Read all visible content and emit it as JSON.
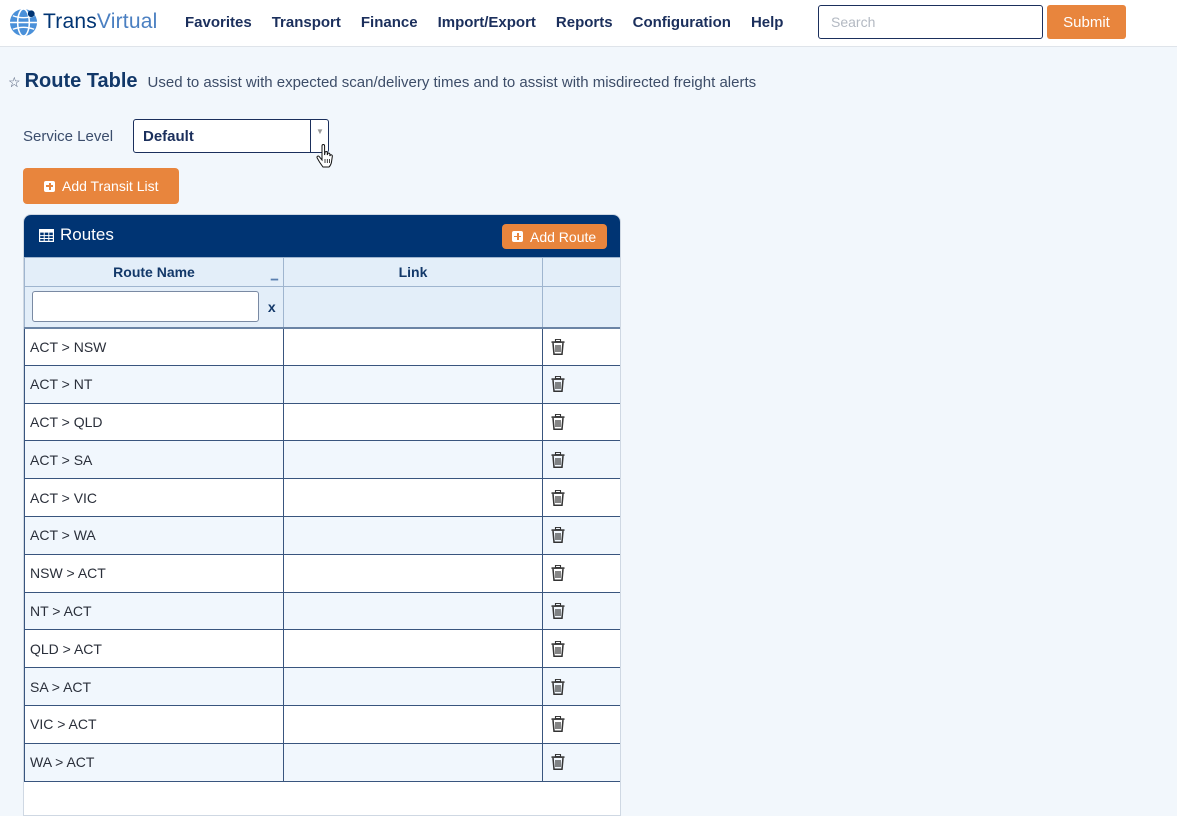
{
  "app": {
    "logo_prefix": "Trans",
    "logo_suffix": "Virtual"
  },
  "nav": {
    "items": [
      "Favorites",
      "Transport",
      "Finance",
      "Import/Export",
      "Reports",
      "Configuration",
      "Help"
    ]
  },
  "search": {
    "placeholder": "Search",
    "value": "",
    "submit_label": "Submit"
  },
  "page": {
    "title": "Route Table",
    "subtitle": "Used to assist with expected scan/delivery times and to assist with misdirected freight alerts"
  },
  "service_level": {
    "label": "Service Level",
    "selected": "Default"
  },
  "add_transit_label": "Add Transit List",
  "routes_panel": {
    "title": "Routes",
    "add_route_label": "Add Route",
    "columns": [
      "Route Name",
      "Link",
      ""
    ],
    "filter_clear": "x",
    "filter_value": "",
    "rows": [
      {
        "name": "ACT > NSW",
        "link": ""
      },
      {
        "name": "ACT > NT",
        "link": ""
      },
      {
        "name": "ACT > QLD",
        "link": ""
      },
      {
        "name": "ACT > SA",
        "link": ""
      },
      {
        "name": "ACT > VIC",
        "link": ""
      },
      {
        "name": "ACT > WA",
        "link": ""
      },
      {
        "name": "NSW > ACT",
        "link": ""
      },
      {
        "name": "NT > ACT",
        "link": ""
      },
      {
        "name": "QLD > ACT",
        "link": ""
      },
      {
        "name": "SA > ACT",
        "link": ""
      },
      {
        "name": "VIC > ACT",
        "link": ""
      },
      {
        "name": "WA > ACT",
        "link": ""
      }
    ]
  },
  "colors": {
    "accent_orange": "#e8853d",
    "navy": "#003473",
    "page_bg": "#f2f7fc"
  },
  "icons": [
    "globe-logo-icon",
    "star-icon",
    "grid-icon",
    "plus-square-icon",
    "trash-icon",
    "hand-pointer-icon"
  ]
}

——————

-- Your instructions --
Reproduce the material above in full and without alteration, but skip all pictures.

-- Full response --
Read all visible content and emit it as JSON.
{
  "app": {
    "logo_prefix": "Trans",
    "logo_suffix": "Virtual"
  },
  "nav": {
    "items": [
      "Favorites",
      "Transport",
      "Finance",
      "Import/Export",
      "Reports",
      "Configuration",
      "Help"
    ]
  },
  "search": {
    "placeholder": "Search",
    "value": "",
    "submit_label": "Submit"
  },
  "page": {
    "title": "Route Table",
    "subtitle": "Used to assist with expected scan/delivery times and to assist with misdirected freight alerts"
  },
  "service_level": {
    "label": "Service Level",
    "selected": "Default"
  },
  "add_transit_label": "Add Transit List",
  "routes_panel": {
    "title": "Routes",
    "add_route_label": "Add Route",
    "columns": [
      "Route Name",
      "Link",
      ""
    ],
    "filter_clear": "x",
    "filter_value": "",
    "rows": [
      {
        "name": "ACT > NSW",
        "link": ""
      },
      {
        "name": "ACT > NT",
        "link": ""
      },
      {
        "name": "ACT > QLD",
        "link": ""
      },
      {
        "name": "ACT > SA",
        "link": ""
      },
      {
        "name": "ACT > VIC",
        "link": ""
      },
      {
        "name": "ACT > WA",
        "link": ""
      },
      {
        "name": "NSW > ACT",
        "link": ""
      },
      {
        "name": "NT > ACT",
        "link": ""
      },
      {
        "name": "QLD > ACT",
        "link": ""
      },
      {
        "name": "SA > ACT",
        "link": ""
      },
      {
        "name": "VIC > ACT",
        "link": ""
      },
      {
        "name": "WA > ACT",
        "link": ""
      }
    ]
  },
  "colors": {
    "accent_orange": "#e8853d",
    "navy": "#003473",
    "page_bg": "#f2f7fc"
  },
  "icons": [
    "globe-logo-icon",
    "star-icon",
    "grid-icon",
    "plus-square-icon",
    "trash-icon",
    "hand-pointer-icon"
  ]
}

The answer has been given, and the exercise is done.